▸ Aim
Pull out every line in the data that has the string "Capilla" in it.

▸ Material for this task
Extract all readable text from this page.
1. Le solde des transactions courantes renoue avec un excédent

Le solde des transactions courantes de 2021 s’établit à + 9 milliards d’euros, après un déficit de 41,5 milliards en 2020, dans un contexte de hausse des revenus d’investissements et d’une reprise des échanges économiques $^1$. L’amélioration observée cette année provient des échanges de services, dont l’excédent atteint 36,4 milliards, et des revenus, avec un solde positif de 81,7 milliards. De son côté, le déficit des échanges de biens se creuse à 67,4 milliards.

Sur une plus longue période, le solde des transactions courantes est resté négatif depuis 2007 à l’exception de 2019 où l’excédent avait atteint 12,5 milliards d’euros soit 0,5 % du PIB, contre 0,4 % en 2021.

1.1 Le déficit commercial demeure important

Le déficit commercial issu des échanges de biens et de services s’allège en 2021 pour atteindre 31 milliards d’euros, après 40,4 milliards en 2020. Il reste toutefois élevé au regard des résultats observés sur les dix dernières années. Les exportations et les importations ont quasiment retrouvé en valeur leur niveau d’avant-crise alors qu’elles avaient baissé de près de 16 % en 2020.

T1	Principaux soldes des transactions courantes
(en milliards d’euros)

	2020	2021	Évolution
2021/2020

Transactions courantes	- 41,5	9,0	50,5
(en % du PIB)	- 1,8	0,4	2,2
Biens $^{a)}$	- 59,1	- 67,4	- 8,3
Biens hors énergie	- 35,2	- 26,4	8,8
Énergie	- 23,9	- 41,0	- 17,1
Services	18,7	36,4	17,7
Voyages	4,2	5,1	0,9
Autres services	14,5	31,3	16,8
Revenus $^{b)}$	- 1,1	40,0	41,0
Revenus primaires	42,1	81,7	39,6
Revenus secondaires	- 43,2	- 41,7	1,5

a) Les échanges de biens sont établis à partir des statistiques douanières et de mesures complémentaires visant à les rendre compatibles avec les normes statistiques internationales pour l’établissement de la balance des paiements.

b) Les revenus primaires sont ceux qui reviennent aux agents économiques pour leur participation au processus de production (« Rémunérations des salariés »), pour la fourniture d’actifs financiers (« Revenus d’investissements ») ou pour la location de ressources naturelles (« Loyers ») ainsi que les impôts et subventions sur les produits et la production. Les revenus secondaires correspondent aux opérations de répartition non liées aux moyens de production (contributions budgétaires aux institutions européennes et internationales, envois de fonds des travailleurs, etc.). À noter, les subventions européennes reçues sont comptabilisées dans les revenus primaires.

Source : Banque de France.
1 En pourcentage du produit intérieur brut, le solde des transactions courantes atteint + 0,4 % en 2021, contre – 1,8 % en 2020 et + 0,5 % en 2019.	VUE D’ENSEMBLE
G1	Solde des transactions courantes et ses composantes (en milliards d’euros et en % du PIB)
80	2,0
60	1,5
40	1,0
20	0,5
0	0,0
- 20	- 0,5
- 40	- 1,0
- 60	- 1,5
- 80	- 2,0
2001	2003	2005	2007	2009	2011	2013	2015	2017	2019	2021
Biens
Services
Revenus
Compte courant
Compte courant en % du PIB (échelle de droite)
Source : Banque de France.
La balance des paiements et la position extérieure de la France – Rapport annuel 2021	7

* * *

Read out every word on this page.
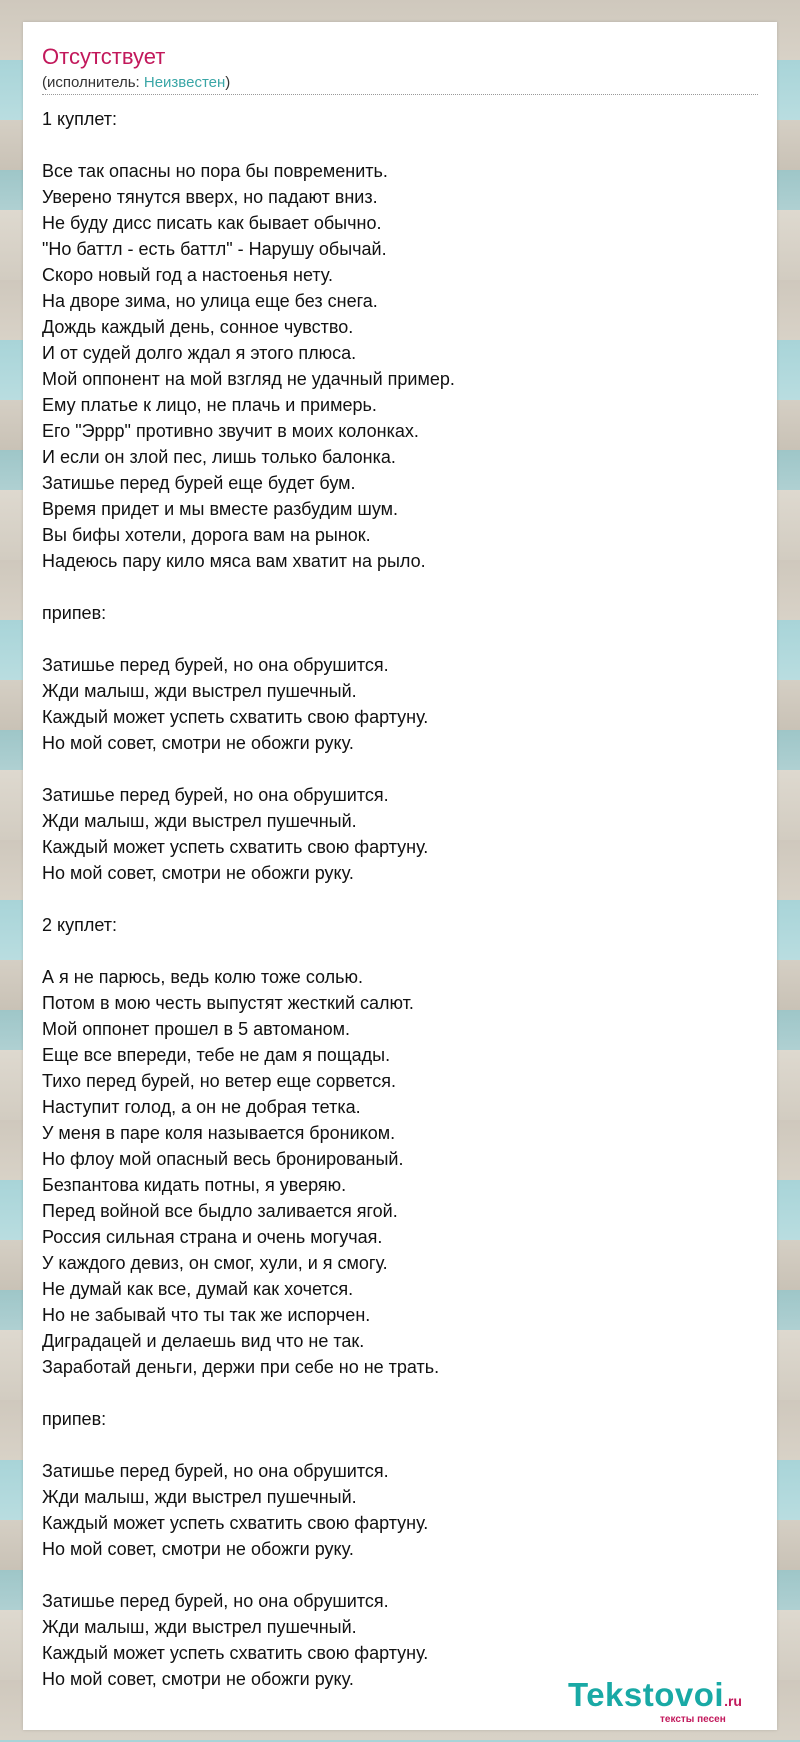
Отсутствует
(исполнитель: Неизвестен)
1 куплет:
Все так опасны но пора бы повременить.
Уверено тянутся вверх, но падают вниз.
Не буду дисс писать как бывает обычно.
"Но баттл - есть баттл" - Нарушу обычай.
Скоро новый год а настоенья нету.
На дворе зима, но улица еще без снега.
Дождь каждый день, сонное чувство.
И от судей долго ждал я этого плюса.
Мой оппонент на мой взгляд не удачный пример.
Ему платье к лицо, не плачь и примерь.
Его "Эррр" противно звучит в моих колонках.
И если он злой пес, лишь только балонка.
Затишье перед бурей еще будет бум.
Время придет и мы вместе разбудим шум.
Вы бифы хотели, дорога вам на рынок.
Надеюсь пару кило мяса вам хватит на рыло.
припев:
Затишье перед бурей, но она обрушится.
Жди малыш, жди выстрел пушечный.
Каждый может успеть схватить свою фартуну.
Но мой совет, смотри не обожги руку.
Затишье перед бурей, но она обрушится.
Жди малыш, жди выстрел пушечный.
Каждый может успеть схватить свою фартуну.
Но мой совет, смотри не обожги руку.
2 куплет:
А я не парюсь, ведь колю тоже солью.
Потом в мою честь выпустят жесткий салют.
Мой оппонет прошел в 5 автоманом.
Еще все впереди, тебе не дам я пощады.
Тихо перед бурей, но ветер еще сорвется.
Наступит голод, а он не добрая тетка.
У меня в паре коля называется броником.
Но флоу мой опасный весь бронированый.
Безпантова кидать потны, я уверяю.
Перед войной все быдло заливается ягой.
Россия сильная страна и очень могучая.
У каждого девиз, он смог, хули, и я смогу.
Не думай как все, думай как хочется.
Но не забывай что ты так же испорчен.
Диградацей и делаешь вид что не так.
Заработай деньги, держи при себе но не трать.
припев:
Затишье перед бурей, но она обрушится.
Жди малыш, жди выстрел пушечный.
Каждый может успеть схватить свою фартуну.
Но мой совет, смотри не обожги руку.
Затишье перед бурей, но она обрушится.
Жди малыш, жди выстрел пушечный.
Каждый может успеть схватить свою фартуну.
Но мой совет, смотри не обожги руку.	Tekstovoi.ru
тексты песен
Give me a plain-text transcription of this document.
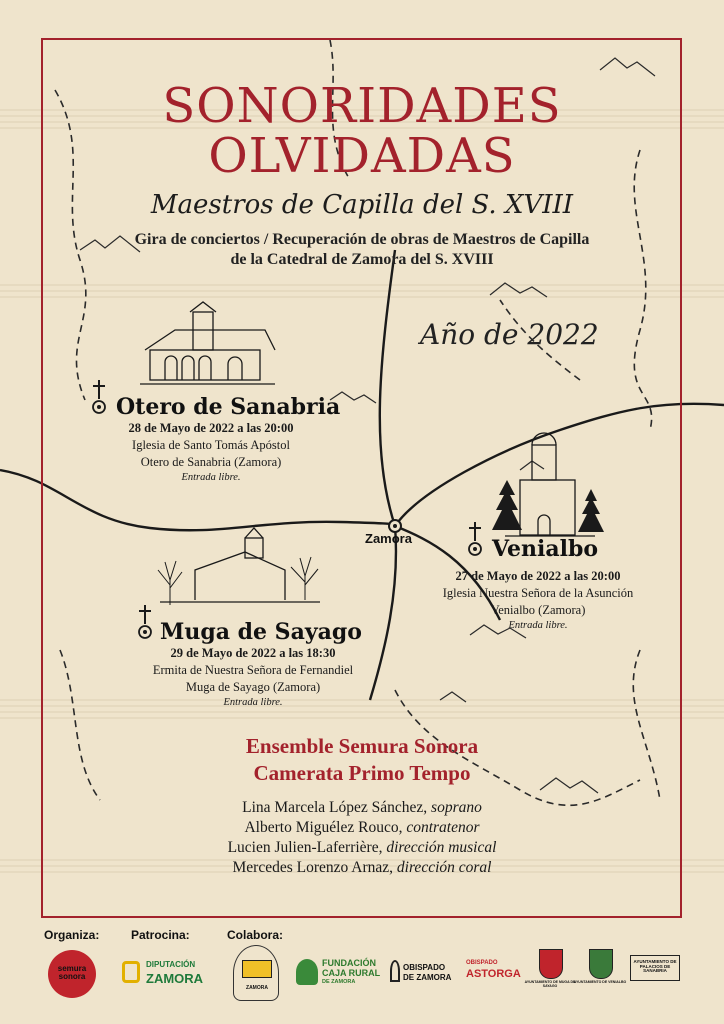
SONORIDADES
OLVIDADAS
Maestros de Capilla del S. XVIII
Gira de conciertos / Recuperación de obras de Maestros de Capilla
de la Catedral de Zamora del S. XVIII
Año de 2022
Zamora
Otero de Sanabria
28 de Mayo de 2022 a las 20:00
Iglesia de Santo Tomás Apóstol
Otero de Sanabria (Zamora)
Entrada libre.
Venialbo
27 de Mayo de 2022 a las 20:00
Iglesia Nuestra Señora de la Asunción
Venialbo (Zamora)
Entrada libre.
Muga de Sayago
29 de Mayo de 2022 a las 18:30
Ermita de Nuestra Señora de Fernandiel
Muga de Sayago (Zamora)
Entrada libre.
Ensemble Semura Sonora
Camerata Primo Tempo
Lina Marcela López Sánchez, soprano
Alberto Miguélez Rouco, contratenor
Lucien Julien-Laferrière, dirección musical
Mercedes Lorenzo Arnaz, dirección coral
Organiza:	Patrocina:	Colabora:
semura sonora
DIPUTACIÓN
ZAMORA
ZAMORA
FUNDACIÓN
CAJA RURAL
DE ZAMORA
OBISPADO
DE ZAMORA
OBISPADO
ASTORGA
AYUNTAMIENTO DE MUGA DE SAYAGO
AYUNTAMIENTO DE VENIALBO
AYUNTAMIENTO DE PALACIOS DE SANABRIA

* * *

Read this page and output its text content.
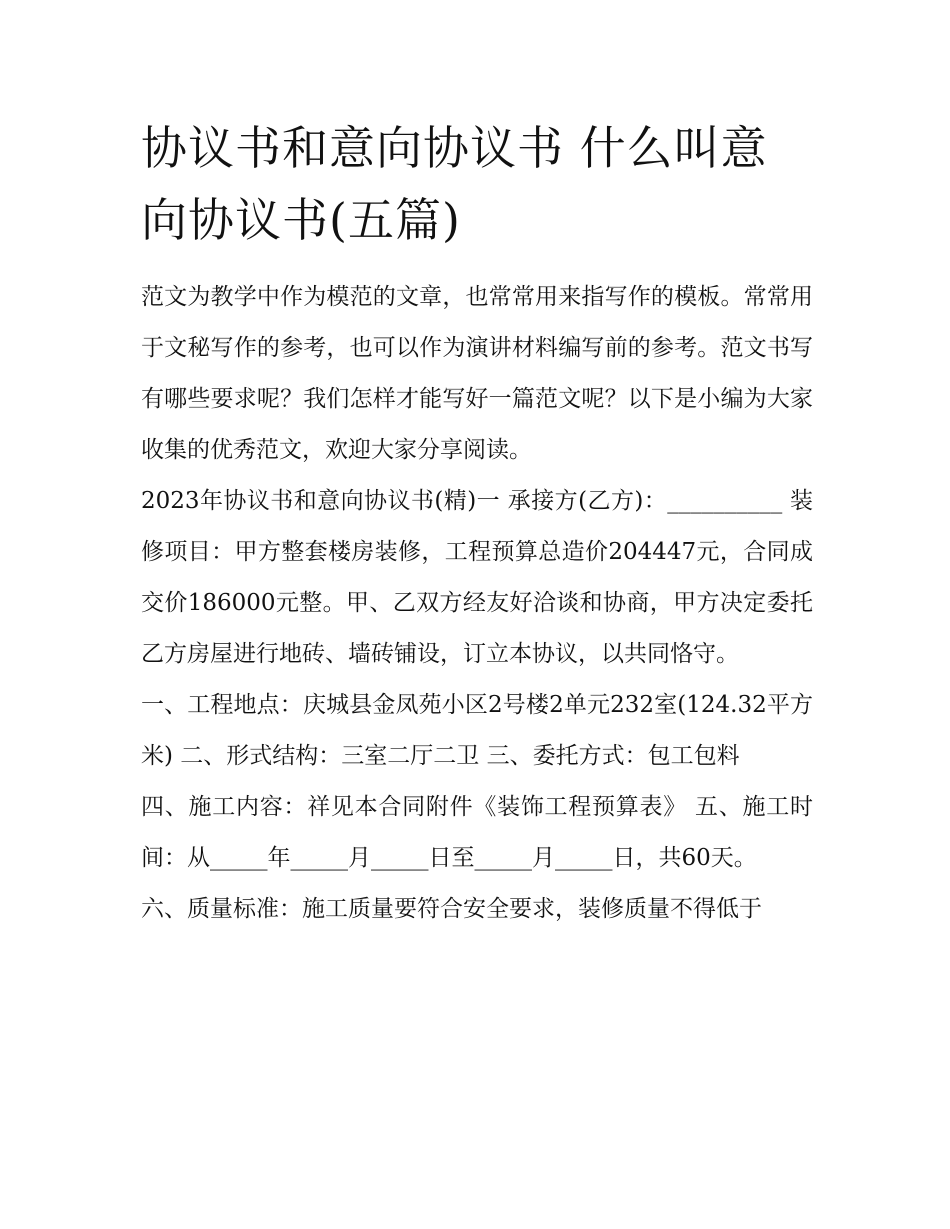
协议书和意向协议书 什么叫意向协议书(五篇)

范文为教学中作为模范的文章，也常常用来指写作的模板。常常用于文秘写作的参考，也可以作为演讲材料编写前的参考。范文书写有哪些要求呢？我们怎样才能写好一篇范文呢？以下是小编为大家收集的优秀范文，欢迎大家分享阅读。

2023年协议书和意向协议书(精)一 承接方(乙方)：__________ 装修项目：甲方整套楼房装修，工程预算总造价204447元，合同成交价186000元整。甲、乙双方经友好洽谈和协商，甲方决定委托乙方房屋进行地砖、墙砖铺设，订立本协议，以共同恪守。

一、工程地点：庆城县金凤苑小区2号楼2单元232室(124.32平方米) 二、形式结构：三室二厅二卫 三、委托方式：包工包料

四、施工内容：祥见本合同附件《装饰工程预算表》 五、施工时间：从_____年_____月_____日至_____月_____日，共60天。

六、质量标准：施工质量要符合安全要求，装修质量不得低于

▸ Expected output
Maestros de Capilla del S. XVIII
Gira de conciertos / Recuperación de obras de Maestros de Capilla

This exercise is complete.